▸ **Raw records**
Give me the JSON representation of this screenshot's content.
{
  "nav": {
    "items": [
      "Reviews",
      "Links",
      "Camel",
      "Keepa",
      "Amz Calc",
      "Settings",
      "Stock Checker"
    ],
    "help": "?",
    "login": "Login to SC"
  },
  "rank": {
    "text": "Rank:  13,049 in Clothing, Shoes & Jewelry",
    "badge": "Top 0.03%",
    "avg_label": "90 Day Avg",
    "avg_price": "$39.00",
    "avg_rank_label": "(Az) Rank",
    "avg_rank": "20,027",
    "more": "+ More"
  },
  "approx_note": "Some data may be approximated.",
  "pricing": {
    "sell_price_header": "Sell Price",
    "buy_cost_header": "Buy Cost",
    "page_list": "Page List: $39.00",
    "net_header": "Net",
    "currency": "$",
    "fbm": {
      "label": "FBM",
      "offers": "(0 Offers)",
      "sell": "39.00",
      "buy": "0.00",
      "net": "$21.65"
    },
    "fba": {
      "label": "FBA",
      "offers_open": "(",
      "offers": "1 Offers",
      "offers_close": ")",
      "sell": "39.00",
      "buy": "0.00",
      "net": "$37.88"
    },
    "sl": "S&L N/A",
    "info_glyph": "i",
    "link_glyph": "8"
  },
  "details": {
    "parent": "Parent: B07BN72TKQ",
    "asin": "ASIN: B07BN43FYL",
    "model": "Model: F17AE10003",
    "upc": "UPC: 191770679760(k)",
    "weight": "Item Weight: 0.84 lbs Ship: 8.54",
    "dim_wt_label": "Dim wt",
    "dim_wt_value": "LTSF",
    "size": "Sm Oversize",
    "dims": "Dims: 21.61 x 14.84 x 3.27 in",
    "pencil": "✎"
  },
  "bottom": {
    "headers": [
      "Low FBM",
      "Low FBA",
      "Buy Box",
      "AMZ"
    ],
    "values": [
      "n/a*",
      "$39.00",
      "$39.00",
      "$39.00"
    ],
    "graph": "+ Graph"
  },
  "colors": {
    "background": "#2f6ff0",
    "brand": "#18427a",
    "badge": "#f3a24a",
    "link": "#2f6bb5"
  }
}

▸ **Exercise task**
Exactly reproduce every line of the records.

▸ **Written response**
Give me the JSON representation of this screenshot's content.
{
  "nav": {
    "items": [
      "Reviews",
      "Links",
      "Camel",
      "Keepa",
      "Amz Calc",
      "Settings",
      "Stock Checker"
    ],
    "help": "?",
    "login": "Login to SC"
  },
  "rank": {
    "text": "Rank:  13,049 in Clothing, Shoes & Jewelry",
    "badge": "Top 0.03%",
    "avg_label": "90 Day Avg",
    "avg_price": "$39.00",
    "avg_rank_label": "(Az) Rank",
    "avg_rank": "20,027",
    "more": "+ More"
  },
  "approx_note": "Some data may be approximated.",
  "pricing": {
    "sell_price_header": "Sell Price",
    "buy_cost_header": "Buy Cost",
    "page_list": "Page List: $39.00",
    "net_header": "Net",
    "currency": "$",
    "fbm": {
      "label": "FBM",
      "offers": "(0 Offers)",
      "sell": "39.00",
      "buy": "0.00",
      "net": "$21.65"
    },
    "fba": {
      "label": "FBA",
      "offers_open": "(",
      "offers": "1 Offers",
      "offers_close": ")",
      "sell": "39.00",
      "buy": "0.00",
      "net": "$37.88"
    },
    "sl": "S&L N/A",
    "info_glyph": "i",
    "link_glyph": "8"
  },
  "details": {
    "parent": "Parent: B07BN72TKQ",
    "asin": "ASIN: B07BN43FYL",
    "model": "Model: F17AE10003",
    "upc": "UPC: 191770679760(k)",
    "weight": "Item Weight: 0.84 lbs Ship: 8.54",
    "dim_wt_label": "Dim wt",
    "dim_wt_value": "LTSF",
    "size": "Sm Oversize",
    "dims": "Dims: 21.61 x 14.84 x 3.27 in",
    "pencil": "✎"
  },
  "bottom": {
    "headers": [
      "Low FBM",
      "Low FBA",
      "Buy Box",
      "AMZ"
    ],
    "values": [
      "n/a*",
      "$39.00",
      "$39.00",
      "$39.00"
    ],
    "graph": "+ Graph"
  },
  "colors": {
    "background": "#2f6ff0",
    "brand": "#18427a",
    "badge": "#f3a24a",
    "link": "#2f6bb5"
  }
}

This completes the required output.